* start RECORDS FOR THIS EXERCISE *

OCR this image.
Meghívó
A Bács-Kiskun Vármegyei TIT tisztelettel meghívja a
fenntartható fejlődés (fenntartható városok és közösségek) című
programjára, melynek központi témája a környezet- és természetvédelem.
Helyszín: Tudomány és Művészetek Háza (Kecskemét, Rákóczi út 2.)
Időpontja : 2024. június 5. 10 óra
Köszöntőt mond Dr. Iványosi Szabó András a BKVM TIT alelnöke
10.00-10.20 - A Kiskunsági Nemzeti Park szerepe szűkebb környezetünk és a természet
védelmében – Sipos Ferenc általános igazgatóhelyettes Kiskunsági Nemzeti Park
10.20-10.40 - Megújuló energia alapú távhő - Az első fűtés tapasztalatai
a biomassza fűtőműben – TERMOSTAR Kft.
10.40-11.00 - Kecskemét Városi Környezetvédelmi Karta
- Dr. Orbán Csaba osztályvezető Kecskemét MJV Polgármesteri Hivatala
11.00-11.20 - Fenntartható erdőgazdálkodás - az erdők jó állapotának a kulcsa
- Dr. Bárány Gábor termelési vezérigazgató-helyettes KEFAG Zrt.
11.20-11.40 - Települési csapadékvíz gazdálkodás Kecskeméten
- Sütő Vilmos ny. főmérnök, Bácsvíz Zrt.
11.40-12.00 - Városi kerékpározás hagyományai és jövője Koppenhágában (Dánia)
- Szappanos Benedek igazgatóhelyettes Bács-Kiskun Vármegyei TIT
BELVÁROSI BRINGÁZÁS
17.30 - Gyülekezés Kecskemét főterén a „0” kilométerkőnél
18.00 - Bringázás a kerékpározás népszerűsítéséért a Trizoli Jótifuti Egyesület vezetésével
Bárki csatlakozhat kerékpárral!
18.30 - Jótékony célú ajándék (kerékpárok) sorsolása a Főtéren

* end RECORDS FOR THIS EXERCISE *

* [STATED EXERCISE]
Reproduce the data in full, exactly as presented.

* [CORRECT ANSWER]
OCR this image.
Meghívó
A Bács-Kiskun Vármegyei TIT tisztelettel meghívja a
fenntartható fejlődés (fenntartható városok és közösségek) című
programjára, melynek központi témája a környezet- és természetvédelem.
Helyszín: Tudomány és Művészetek Háza (Kecskemét, Rákóczi út 2.)
Időpontja : 2024. június 5. 10 óra
Köszöntőt mond Dr. Iványosi Szabó András a BKVM TIT alelnöke
10.00-10.20 - A Kiskunsági Nemzeti Park szerepe szűkebb környezetünk és a természet
védelmében – Sipos Ferenc általános igazgatóhelyettes Kiskunsági Nemzeti Park
10.20-10.40 - Megújuló energia alapú távhő - Az első fűtés tapasztalatai
a biomassza fűtőműben – TERMOSTAR Kft.
10.40-11.00 - Kecskemét Városi Környezetvédelmi Karta
- Dr. Orbán Csaba osztályvezető Kecskemét MJV Polgármesteri Hivatala
11.00-11.20 - Fenntartható erdőgazdálkodás - az erdők jó állapotának a kulcsa
- Dr. Bárány Gábor termelési vezérigazgató-helyettes KEFAG Zrt.
11.20-11.40 - Települési csapadékvíz gazdálkodás Kecskeméten
- Sütő Vilmos ny. főmérnök, Bácsvíz Zrt.
11.40-12.00 - Városi kerékpározás hagyományai és jövője Koppenhágában (Dánia)
- Szappanos Benedek igazgatóhelyettes Bács-Kiskun Vármegyei TIT
BELVÁROSI BRINGÁZÁS
17.30 - Gyülekezés Kecskemét főterén a „0” kilométerkőnél
18.00 - Bringázás a kerékpározás népszerűsítéséért a Trizoli Jótifuti Egyesület vezetésével
Bárki csatlakozhat kerékpárral!
18.30 - Jótékony célú ajándék (kerékpárok) sorsolása a Főtéren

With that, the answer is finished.